● Data provided
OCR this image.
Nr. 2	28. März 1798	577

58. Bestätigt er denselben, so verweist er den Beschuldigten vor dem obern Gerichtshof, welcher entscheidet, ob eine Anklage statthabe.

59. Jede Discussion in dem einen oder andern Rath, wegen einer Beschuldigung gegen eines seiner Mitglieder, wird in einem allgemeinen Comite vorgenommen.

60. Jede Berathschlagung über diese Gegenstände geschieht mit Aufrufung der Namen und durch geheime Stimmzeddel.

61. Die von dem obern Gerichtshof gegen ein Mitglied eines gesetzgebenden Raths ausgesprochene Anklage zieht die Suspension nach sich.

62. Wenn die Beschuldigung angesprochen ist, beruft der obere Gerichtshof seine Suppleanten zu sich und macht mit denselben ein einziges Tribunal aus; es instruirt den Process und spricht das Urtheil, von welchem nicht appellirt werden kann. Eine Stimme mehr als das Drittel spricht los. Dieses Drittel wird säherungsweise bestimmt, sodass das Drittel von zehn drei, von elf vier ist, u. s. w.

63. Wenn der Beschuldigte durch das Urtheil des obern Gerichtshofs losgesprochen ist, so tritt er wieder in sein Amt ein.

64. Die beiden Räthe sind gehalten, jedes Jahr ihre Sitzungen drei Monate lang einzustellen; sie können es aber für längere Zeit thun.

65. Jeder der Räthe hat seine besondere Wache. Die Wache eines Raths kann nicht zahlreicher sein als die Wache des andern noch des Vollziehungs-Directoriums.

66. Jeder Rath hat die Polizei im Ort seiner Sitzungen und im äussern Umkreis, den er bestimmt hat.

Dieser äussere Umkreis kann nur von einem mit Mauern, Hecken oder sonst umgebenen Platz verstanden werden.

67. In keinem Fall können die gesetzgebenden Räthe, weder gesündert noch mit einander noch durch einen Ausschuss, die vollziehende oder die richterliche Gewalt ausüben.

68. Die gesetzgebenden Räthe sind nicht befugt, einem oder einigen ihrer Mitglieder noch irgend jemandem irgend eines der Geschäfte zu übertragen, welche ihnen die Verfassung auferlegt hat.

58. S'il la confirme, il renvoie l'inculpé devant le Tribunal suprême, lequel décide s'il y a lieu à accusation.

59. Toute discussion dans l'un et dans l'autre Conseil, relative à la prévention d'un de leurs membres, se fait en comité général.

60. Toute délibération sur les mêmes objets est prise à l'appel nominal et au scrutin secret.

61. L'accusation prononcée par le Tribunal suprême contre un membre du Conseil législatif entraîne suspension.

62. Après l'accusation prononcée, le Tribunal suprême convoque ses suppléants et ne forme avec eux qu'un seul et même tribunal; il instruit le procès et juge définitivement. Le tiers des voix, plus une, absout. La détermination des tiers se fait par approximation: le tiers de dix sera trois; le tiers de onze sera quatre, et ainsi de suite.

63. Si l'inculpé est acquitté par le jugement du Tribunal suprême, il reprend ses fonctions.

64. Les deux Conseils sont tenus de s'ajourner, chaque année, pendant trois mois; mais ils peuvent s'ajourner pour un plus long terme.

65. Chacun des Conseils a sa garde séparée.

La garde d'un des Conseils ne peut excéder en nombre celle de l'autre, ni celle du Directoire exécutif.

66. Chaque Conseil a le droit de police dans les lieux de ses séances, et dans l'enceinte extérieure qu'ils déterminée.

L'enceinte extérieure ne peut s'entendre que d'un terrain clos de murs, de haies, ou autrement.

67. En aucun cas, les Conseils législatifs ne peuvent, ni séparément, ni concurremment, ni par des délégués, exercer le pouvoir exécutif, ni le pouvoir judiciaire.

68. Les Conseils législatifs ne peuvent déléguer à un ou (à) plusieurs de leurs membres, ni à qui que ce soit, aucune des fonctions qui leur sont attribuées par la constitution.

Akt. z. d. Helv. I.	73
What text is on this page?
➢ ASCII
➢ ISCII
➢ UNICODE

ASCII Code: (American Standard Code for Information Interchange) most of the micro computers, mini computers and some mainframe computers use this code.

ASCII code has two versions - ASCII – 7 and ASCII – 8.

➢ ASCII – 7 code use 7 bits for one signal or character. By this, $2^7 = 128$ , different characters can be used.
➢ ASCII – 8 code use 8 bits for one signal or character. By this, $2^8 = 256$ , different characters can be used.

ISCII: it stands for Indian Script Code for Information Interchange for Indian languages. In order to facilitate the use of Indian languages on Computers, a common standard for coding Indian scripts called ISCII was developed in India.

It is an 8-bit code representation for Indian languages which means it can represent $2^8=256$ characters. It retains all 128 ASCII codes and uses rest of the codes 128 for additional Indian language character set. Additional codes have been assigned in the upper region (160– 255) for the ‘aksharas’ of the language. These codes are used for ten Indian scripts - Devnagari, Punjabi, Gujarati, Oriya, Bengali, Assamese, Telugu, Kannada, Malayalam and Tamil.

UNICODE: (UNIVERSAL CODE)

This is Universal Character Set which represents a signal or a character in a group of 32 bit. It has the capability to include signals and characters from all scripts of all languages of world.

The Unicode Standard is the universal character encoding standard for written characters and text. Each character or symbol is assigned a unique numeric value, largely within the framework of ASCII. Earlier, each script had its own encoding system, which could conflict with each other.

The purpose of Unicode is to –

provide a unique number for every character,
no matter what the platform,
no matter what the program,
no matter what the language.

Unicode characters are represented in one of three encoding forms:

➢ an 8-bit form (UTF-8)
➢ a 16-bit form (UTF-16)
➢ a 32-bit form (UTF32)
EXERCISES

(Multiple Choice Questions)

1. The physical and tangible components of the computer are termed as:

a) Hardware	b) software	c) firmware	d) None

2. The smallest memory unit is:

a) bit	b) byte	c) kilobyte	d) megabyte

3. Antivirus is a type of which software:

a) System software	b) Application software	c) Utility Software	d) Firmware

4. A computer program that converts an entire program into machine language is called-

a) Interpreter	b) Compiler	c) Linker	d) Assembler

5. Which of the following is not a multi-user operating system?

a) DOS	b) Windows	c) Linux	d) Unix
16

● Exercise brief
Output every record without changing any wording.

● Output below
OCR this image.
Nr. 2	28. März 1798	577

58. Bestätigt er denselben, so verweist er den Beschuldigten vor dem obern Gerichtshof, welcher entscheidet, ob eine Anklage statthabe.

59. Jede Discussion in dem einen oder andern Rath, wegen einer Beschuldigung gegen eines seiner Mitglieder, wird in einem allgemeinen Comite vorgenommen.

60. Jede Berathschlagung über diese Gegenstände geschieht mit Aufrufung der Namen und durch geheime Stimmzeddel.

61. Die von dem obern Gerichtshof gegen ein Mitglied eines gesetzgebenden Raths ausgesprochene Anklage zieht die Suspension nach sich.

62. Wenn die Beschuldigung angesprochen ist, beruft der obere Gerichtshof seine Suppleanten zu sich und macht mit denselben ein einziges Tribunal aus; es instruirt den Process und spricht das Urtheil, von welchem nicht appellirt werden kann. Eine Stimme mehr als das Drittel spricht los. Dieses Drittel wird säherungsweise bestimmt, sodass das Drittel von zehn drei, von elf vier ist, u. s. w.

63. Wenn der Beschuldigte durch das Urtheil des obern Gerichtshofs losgesprochen ist, so tritt er wieder in sein Amt ein.

64. Die beiden Räthe sind gehalten, jedes Jahr ihre Sitzungen drei Monate lang einzustellen; sie können es aber für längere Zeit thun.

65. Jeder der Räthe hat seine besondere Wache. Die Wache eines Raths kann nicht zahlreicher sein als die Wache des andern noch des Vollziehungs-Directoriums.

66. Jeder Rath hat die Polizei im Ort seiner Sitzungen und im äussern Umkreis, den er bestimmt hat.

Dieser äussere Umkreis kann nur von einem mit Mauern, Hecken oder sonst umgebenen Platz verstanden werden.

67. In keinem Fall können die gesetzgebenden Räthe, weder gesündert noch mit einander noch durch einen Ausschuss, die vollziehende oder die richterliche Gewalt ausüben.

68. Die gesetzgebenden Räthe sind nicht befugt, einem oder einigen ihrer Mitglieder noch irgend jemandem irgend eines der Geschäfte zu übertragen, welche ihnen die Verfassung auferlegt hat.

58. S'il la confirme, il renvoie l'inculpé devant le Tribunal suprême, lequel décide s'il y a lieu à accusation.

59. Toute discussion dans l'un et dans l'autre Conseil, relative à la prévention d'un de leurs membres, se fait en comité général.

60. Toute délibération sur les mêmes objets est prise à l'appel nominal et au scrutin secret.

61. L'accusation prononcée par le Tribunal suprême contre un membre du Conseil législatif entraîne suspension.

62. Après l'accusation prononcée, le Tribunal suprême convoque ses suppléants et ne forme avec eux qu'un seul et même tribunal; il instruit le procès et juge définitivement. Le tiers des voix, plus une, absout. La détermination des tiers se fait par approximation: le tiers de dix sera trois; le tiers de onze sera quatre, et ainsi de suite.

63. Si l'inculpé est acquitté par le jugement du Tribunal suprême, il reprend ses fonctions.

64. Les deux Conseils sont tenus de s'ajourner, chaque année, pendant trois mois; mais ils peuvent s'ajourner pour un plus long terme.

65. Chacun des Conseils a sa garde séparée.

La garde d'un des Conseils ne peut excéder en nombre celle de l'autre, ni celle du Directoire exécutif.

66. Chaque Conseil a le droit de police dans les lieux de ses séances, et dans l'enceinte extérieure qu'ils déterminée.

L'enceinte extérieure ne peut s'entendre que d'un terrain clos de murs, de haies, ou autrement.

67. En aucun cas, les Conseils législatifs ne peuvent, ni séparément, ni concurremment, ni par des délégués, exercer le pouvoir exécutif, ni le pouvoir judiciaire.

68. Les Conseils législatifs ne peuvent déléguer à un ou (à) plusieurs de leurs membres, ni à qui que ce soit, aucune des fonctions qui leur sont attribuées par la constitution.

Akt. z. d. Helv. I.	73
What text is on this page?
➢ ASCII
➢ ISCII
➢ UNICODE

ASCII Code: (American Standard Code for Information Interchange) most of the micro computers, mini computers and some mainframe computers use this code.

ASCII code has two versions - ASCII – 7 and ASCII – 8.

➢ ASCII – 7 code use 7 bits for one signal or character. By this, $2^7 = 128$ , different characters can be used.
➢ ASCII – 8 code use 8 bits for one signal or character. By this, $2^8 = 256$ , different characters can be used.

ISCII: it stands for Indian Script Code for Information Interchange for Indian languages. In order to facilitate the use of Indian languages on Computers, a common standard for coding Indian scripts called ISCII was developed in India.

It is an 8-bit code representation for Indian languages which means it can represent $2^8=256$ characters. It retains all 128 ASCII codes and uses rest of the codes 128 for additional Indian language character set. Additional codes have been assigned in the upper region (160– 255) for the ‘aksharas’ of the language. These codes are used for ten Indian scripts - Devnagari, Punjabi, Gujarati, Oriya, Bengali, Assamese, Telugu, Kannada, Malayalam and Tamil.

UNICODE: (UNIVERSAL CODE)

This is Universal Character Set which represents a signal or a character in a group of 32 bit. It has the capability to include signals and characters from all scripts of all languages of world.

The Unicode Standard is the universal character encoding standard for written characters and text. Each character or symbol is assigned a unique numeric value, largely within the framework of ASCII. Earlier, each script had its own encoding system, which could conflict with each other.

The purpose of Unicode is to –

provide a unique number for every character,
no matter what the platform,
no matter what the program,
no matter what the language.

Unicode characters are represented in one of three encoding forms:

➢ an 8-bit form (UTF-8)
➢ a 16-bit form (UTF-16)
➢ a 32-bit form (UTF32)
EXERCISES

(Multiple Choice Questions)

1. The physical and tangible components of the computer are termed as:

a) Hardware	b) software	c) firmware	d) None

2. The smallest memory unit is:

a) bit	b) byte	c) kilobyte	d) megabyte

3. Antivirus is a type of which software:

a) System software	b) Application software	c) Utility Software	d) Firmware

4. A computer program that converts an entire program into machine language is called-

a) Interpreter	b) Compiler	c) Linker	d) Assembler

5. Which of the following is not a multi-user operating system?

a) DOS	b) Windows	c) Linux	d) Unix
16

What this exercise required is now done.